DIRECTIVE - Check each line of the records for "KATEGORII"; collect those that have it.
---------- STORED DATA
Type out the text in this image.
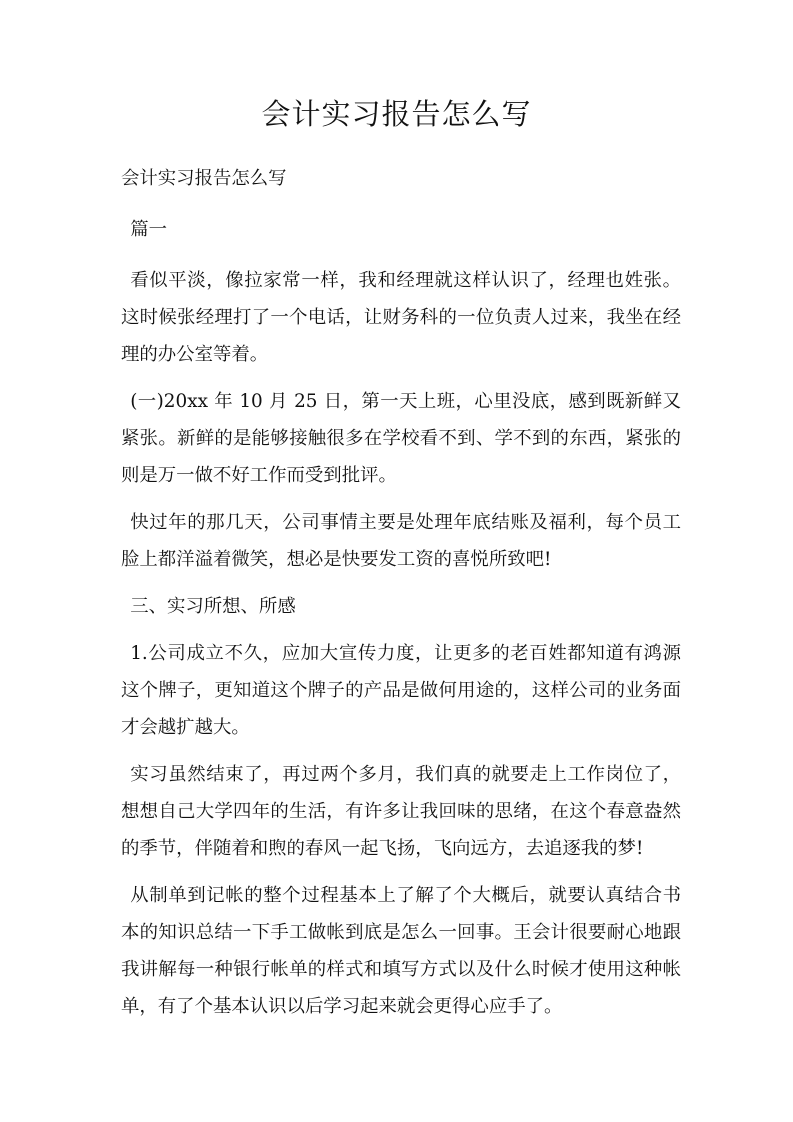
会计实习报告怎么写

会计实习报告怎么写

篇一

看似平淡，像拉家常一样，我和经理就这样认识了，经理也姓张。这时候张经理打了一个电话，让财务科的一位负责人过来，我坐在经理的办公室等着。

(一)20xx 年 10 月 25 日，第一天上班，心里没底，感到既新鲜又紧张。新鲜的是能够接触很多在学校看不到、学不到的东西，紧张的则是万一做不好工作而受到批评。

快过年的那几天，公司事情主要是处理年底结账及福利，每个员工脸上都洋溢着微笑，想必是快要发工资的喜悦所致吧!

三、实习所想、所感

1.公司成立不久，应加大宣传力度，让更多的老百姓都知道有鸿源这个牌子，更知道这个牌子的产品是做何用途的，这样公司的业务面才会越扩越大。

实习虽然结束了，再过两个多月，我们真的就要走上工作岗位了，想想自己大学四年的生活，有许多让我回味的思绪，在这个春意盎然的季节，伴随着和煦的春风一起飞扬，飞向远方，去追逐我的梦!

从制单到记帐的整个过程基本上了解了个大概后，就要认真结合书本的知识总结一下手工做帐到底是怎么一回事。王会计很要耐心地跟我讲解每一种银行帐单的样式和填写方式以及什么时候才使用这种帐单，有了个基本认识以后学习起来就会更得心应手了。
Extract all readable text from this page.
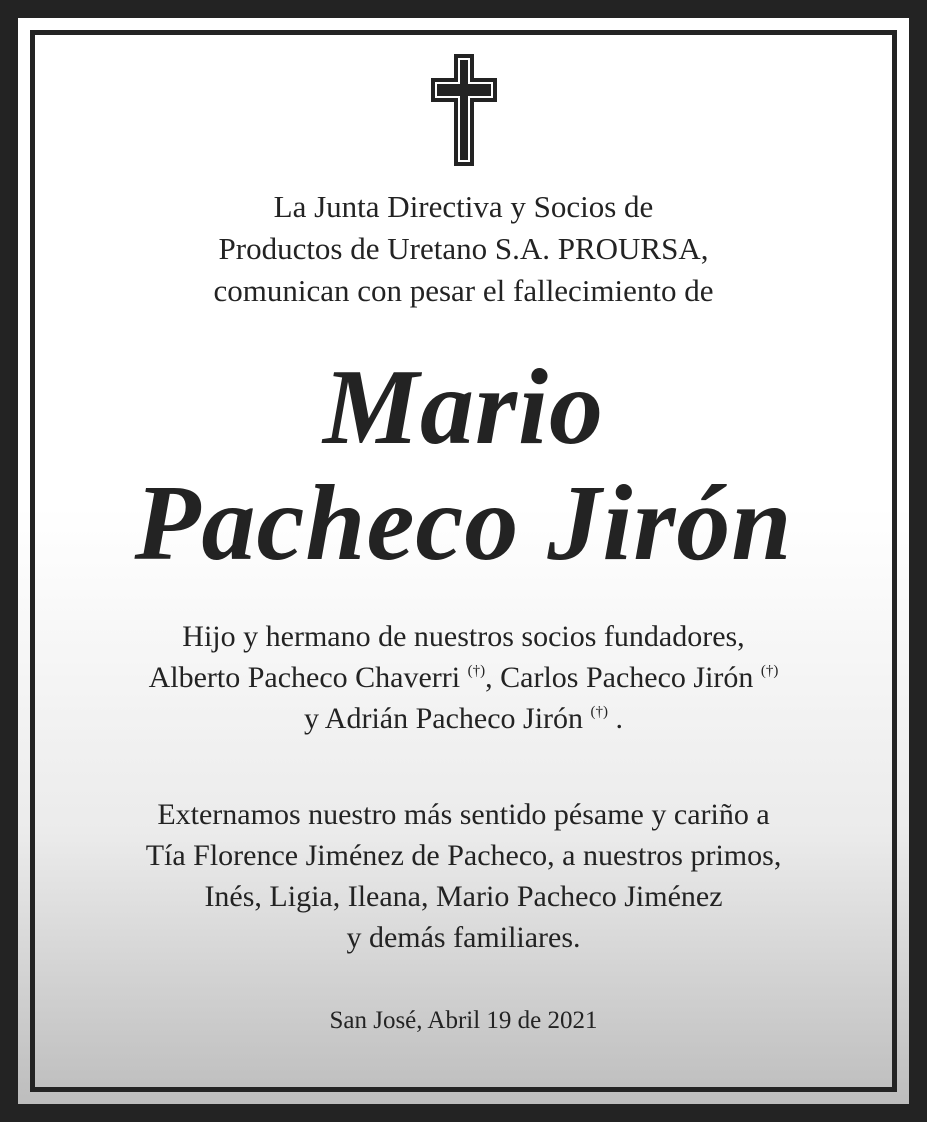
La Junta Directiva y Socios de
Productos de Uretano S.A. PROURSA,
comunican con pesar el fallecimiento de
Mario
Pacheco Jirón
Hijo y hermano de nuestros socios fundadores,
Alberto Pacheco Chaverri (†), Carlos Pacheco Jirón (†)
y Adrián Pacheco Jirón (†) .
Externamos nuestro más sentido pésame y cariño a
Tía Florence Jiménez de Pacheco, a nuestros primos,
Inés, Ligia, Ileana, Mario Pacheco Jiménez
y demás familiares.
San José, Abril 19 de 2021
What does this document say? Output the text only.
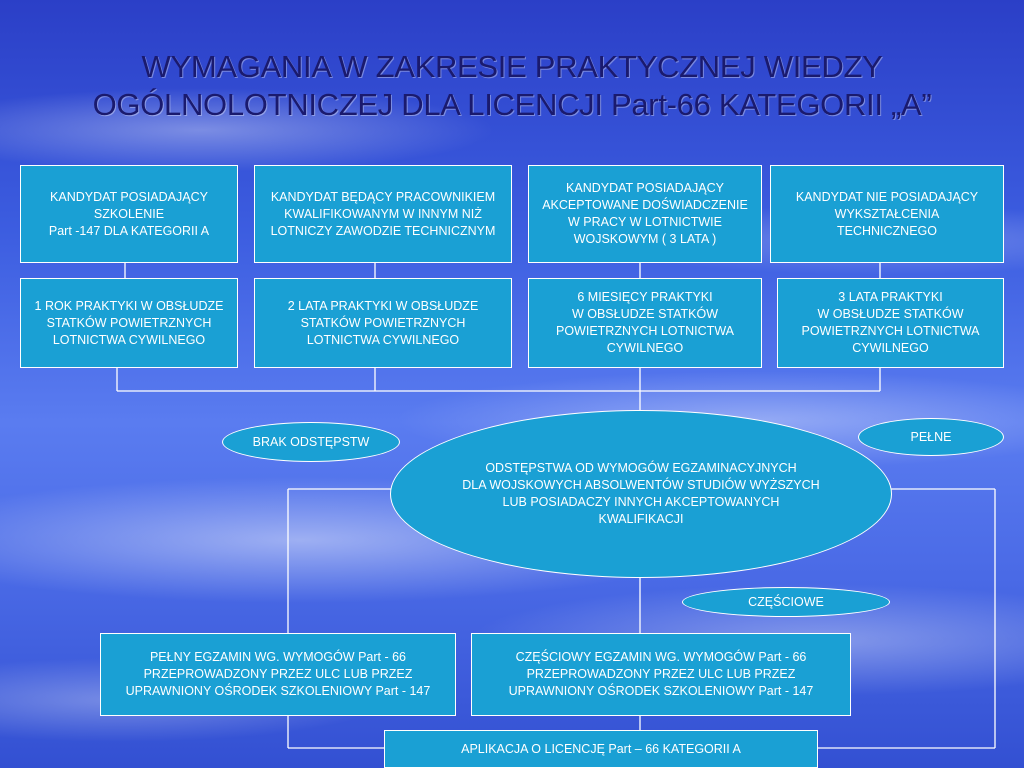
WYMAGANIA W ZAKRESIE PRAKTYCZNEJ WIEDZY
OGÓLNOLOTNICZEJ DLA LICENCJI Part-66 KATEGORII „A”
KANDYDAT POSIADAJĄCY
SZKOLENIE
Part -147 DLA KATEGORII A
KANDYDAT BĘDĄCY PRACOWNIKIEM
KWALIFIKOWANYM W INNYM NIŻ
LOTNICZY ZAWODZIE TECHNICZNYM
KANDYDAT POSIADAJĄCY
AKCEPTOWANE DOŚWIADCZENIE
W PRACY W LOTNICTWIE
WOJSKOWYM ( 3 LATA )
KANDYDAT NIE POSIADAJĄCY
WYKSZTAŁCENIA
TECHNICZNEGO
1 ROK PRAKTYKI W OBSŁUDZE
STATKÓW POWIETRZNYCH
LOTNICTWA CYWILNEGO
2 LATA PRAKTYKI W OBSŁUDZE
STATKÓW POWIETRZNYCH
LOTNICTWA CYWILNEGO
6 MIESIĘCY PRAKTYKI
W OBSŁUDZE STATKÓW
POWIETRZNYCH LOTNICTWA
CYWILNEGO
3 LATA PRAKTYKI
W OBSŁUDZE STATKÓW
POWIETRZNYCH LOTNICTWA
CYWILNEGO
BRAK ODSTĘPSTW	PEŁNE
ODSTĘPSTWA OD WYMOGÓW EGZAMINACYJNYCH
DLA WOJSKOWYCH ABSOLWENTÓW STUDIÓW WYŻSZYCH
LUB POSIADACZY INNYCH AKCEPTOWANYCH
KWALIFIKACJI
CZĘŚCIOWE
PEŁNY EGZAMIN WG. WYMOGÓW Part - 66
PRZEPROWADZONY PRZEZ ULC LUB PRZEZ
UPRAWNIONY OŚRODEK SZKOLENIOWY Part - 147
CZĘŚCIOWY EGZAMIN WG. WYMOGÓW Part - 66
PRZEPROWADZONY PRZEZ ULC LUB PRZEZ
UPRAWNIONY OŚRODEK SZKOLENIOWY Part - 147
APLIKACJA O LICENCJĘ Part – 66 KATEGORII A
--------------------
OUTPUT BELOW -
OGÓLNOLOTNICZEJ DLA LICENCJI Part-66 KATEGORII „A”
Part -147 DLA KATEGORII A
APLIKACJA O LICENCJĘ Part – 66 KATEGORII A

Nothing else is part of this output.